• **DIRECTIONS FOR THIS TASK**
Report how many lines of these entries hold the string "Oracle"; reply with the number alone.

• **RECORDS SUPPLIED**
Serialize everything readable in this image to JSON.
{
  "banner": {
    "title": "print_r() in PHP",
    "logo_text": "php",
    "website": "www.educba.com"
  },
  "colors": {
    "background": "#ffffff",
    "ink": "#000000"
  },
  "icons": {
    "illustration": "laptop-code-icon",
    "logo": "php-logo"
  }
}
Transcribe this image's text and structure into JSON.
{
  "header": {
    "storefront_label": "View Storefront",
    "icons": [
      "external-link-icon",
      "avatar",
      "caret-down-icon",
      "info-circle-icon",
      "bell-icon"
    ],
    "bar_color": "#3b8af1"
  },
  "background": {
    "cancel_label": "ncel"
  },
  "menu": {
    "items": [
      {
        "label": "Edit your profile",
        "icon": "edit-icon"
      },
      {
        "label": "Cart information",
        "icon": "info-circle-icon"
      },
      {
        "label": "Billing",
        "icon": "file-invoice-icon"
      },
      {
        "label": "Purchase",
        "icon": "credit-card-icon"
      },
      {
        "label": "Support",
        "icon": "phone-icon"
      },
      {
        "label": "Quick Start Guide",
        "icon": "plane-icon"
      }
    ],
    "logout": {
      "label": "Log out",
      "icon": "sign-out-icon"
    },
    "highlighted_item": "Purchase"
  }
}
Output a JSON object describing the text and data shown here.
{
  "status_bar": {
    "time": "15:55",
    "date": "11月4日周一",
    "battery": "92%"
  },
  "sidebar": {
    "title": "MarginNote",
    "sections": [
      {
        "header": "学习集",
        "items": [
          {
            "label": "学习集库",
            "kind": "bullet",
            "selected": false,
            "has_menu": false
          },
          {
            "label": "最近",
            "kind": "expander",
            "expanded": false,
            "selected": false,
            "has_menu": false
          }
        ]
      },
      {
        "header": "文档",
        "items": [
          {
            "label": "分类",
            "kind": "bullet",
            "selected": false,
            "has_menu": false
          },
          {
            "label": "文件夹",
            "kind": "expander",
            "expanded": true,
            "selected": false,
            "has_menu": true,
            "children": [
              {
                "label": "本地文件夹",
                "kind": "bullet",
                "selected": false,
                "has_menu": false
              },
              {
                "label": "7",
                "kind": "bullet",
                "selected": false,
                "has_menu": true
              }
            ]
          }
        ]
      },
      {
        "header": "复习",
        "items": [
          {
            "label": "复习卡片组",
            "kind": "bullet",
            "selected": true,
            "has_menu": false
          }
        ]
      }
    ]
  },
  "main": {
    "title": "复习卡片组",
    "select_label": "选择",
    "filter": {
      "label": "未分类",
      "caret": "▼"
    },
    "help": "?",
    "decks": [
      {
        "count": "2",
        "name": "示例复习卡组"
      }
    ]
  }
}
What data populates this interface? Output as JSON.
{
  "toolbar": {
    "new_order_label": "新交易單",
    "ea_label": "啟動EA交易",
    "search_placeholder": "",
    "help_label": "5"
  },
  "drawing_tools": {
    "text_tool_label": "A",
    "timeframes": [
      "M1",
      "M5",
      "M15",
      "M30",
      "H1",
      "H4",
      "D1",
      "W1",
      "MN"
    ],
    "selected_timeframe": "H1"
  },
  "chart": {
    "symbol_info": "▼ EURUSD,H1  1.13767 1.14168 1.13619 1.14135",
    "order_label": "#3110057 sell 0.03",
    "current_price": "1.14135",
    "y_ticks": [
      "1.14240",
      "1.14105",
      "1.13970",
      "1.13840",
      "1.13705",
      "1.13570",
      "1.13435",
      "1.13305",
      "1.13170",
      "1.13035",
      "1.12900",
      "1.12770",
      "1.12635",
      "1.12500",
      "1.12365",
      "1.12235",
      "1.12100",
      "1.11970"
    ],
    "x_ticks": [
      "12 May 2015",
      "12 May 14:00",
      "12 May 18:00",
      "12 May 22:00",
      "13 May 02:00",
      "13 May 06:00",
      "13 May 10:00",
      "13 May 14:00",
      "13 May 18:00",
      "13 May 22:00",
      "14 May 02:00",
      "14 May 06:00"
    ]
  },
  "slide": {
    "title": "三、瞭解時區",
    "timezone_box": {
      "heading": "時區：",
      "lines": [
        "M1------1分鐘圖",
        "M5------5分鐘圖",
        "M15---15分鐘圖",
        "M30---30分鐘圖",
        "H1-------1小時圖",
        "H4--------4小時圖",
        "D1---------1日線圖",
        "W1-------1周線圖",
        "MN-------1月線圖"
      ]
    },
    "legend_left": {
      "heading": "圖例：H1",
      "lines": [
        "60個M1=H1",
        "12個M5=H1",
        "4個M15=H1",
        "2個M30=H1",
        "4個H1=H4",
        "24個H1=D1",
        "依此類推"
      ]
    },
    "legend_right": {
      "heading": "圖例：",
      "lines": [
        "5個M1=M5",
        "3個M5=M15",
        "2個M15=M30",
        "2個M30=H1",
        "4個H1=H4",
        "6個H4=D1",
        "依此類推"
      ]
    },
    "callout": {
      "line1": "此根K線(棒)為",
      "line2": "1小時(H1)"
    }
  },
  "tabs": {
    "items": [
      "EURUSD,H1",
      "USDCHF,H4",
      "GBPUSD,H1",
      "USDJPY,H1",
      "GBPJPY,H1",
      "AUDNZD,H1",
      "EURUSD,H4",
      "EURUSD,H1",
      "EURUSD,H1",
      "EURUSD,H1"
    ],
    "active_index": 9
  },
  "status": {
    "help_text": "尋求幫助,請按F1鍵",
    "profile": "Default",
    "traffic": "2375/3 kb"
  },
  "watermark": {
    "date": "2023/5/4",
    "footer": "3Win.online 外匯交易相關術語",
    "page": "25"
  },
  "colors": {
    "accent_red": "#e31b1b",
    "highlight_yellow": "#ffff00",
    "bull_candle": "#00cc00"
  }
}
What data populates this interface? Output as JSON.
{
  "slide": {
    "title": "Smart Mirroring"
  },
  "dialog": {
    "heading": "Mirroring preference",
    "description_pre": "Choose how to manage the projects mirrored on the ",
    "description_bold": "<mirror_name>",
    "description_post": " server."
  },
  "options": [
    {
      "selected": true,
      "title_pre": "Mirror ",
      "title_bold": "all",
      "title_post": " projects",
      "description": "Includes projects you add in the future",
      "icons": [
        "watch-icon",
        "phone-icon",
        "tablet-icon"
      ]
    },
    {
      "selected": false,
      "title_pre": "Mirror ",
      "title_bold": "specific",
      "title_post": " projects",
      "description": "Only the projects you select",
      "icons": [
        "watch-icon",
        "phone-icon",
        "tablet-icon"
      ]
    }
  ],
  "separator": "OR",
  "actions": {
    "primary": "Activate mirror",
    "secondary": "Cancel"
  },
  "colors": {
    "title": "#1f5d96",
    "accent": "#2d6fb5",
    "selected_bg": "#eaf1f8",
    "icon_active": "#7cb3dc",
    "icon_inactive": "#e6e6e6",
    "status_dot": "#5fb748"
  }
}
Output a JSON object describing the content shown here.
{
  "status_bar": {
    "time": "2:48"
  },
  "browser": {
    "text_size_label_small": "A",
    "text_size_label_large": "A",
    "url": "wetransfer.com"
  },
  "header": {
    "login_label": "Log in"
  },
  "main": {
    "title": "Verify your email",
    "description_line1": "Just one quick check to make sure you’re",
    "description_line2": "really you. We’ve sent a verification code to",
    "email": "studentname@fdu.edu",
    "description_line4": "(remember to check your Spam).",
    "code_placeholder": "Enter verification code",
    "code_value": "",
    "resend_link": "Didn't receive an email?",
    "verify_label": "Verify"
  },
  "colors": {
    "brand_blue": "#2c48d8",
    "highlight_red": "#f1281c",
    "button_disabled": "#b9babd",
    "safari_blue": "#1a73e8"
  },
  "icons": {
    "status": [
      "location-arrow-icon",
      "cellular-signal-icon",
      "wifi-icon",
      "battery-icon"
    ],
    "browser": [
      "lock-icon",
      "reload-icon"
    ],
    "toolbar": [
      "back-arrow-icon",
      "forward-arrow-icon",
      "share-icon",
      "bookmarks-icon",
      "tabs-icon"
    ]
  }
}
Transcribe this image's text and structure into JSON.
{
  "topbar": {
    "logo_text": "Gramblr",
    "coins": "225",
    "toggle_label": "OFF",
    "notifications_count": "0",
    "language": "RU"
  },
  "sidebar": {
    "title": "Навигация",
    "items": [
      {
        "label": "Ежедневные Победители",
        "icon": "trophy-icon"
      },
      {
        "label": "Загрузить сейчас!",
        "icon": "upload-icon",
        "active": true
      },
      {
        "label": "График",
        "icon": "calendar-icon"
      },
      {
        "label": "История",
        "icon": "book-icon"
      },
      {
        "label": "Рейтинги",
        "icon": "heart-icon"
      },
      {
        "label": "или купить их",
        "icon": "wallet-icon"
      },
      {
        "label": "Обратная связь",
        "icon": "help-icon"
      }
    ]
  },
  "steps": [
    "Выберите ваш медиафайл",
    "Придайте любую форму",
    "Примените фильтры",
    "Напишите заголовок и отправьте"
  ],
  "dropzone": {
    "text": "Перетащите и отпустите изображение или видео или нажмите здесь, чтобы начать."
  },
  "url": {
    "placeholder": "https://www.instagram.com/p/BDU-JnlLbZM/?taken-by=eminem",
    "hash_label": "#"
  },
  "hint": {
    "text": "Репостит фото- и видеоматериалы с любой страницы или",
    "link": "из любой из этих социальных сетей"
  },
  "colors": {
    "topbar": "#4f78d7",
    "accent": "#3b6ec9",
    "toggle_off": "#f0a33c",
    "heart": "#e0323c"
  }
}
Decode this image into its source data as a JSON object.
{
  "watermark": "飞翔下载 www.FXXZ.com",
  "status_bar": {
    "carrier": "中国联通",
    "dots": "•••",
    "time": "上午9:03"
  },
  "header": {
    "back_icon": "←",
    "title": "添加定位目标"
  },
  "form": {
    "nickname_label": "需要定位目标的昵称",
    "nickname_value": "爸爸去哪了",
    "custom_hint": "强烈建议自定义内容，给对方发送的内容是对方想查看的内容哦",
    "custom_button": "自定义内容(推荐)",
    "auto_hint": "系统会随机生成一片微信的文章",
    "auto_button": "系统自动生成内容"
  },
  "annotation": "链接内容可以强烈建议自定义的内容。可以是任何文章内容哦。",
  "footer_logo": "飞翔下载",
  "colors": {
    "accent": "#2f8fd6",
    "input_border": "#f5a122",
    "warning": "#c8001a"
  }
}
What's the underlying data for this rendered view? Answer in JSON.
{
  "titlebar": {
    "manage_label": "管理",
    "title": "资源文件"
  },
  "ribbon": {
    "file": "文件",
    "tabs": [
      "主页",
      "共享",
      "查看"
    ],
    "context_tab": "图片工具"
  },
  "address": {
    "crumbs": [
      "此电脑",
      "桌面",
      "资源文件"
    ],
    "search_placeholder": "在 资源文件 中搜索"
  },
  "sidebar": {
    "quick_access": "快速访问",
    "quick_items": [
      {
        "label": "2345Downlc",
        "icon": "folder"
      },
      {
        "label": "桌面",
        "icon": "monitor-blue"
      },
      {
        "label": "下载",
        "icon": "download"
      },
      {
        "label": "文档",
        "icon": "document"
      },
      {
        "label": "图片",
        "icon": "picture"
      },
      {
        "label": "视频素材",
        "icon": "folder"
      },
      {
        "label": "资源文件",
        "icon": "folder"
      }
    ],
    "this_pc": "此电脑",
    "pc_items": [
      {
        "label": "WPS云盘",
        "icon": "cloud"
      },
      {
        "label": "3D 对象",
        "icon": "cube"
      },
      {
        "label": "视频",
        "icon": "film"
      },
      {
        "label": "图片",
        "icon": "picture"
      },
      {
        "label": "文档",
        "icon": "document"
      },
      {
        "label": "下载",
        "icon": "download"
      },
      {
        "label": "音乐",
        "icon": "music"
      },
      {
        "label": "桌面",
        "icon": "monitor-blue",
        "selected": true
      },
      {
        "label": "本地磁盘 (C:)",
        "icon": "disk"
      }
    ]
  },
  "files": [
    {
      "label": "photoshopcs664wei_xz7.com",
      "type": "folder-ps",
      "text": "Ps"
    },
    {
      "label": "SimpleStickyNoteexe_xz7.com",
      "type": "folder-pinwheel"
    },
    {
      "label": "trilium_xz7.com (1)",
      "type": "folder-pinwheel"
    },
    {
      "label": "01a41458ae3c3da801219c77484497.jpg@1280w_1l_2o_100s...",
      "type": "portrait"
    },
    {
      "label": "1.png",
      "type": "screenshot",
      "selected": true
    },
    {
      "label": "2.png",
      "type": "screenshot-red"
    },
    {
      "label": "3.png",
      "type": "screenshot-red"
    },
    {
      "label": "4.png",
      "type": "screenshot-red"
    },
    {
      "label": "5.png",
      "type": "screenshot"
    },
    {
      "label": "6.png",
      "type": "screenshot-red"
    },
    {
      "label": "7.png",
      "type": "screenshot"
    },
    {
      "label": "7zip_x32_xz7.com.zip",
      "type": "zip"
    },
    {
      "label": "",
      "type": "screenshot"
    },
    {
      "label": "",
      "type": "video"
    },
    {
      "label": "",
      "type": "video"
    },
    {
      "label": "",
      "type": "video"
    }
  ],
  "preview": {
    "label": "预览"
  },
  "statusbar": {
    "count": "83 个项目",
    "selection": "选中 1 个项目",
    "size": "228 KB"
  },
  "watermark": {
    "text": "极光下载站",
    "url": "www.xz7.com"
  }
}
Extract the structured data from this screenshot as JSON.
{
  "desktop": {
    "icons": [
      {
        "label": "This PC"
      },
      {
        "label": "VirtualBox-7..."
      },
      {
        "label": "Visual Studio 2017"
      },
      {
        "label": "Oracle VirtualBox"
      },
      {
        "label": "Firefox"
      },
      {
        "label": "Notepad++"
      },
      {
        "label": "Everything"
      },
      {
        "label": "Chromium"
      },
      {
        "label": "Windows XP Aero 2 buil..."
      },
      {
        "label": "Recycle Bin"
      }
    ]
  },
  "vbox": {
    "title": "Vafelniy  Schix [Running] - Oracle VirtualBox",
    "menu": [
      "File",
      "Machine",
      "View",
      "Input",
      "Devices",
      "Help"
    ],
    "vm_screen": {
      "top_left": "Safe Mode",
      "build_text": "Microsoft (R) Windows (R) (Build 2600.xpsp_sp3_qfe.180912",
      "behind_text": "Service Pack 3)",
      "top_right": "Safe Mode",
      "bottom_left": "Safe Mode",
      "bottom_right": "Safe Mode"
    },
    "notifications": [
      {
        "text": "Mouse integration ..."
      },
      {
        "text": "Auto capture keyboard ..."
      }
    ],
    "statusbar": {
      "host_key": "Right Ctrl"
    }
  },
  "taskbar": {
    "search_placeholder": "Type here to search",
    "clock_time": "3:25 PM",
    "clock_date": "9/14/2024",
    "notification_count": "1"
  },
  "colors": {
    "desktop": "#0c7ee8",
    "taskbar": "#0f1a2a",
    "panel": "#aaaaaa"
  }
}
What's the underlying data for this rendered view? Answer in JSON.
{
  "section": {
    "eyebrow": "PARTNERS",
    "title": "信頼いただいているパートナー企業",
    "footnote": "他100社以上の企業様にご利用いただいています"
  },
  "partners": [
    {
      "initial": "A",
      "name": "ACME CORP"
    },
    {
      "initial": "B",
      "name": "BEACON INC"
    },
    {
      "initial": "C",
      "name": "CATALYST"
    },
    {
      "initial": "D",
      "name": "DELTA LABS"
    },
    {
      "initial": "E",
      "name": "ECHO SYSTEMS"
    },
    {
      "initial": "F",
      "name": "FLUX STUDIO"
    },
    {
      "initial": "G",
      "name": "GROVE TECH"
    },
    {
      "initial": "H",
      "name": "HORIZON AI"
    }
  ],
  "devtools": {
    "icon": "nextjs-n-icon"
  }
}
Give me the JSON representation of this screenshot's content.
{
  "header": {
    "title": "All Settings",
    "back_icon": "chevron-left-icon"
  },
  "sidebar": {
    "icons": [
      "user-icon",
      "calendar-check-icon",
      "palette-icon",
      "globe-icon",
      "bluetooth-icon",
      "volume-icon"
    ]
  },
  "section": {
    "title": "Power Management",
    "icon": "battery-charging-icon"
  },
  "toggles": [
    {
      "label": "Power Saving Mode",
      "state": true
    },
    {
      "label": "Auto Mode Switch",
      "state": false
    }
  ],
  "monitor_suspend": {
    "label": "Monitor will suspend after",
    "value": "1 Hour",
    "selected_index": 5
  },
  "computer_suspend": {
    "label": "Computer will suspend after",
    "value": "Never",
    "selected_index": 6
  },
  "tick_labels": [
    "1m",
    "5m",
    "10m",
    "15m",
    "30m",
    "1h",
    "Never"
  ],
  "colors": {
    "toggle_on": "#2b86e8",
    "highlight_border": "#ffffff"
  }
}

• **WRITTEN RESPONSE**
2